Recorded data:
***

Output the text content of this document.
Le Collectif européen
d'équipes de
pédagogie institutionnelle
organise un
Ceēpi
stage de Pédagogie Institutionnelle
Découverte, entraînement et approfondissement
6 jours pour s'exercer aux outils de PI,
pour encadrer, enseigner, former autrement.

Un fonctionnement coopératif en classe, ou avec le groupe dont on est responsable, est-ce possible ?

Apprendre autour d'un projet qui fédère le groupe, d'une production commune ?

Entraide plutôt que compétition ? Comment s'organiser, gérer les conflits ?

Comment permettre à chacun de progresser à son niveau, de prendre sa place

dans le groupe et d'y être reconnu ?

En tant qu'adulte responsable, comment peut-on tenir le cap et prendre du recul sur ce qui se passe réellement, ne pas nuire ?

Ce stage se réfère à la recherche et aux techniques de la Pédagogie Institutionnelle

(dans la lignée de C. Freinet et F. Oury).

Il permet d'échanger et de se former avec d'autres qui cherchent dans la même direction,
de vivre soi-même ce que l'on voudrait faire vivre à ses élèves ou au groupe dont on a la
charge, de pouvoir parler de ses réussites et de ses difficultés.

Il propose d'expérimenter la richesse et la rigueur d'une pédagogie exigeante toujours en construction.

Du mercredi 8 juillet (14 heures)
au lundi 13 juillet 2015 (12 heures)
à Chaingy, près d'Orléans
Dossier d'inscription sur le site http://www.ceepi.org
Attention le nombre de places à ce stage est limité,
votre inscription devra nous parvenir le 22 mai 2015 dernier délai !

***

STATED PROBLEM: Gather each line holding the string "dans".

EXERCISE RESPONSE:
dans le groupe et d'y être reconnu ?
(dans la lignée de C. Freinet et F. Oury).
Il permet d'échanger et de se former avec d'autres qui cherchent dans la même direction,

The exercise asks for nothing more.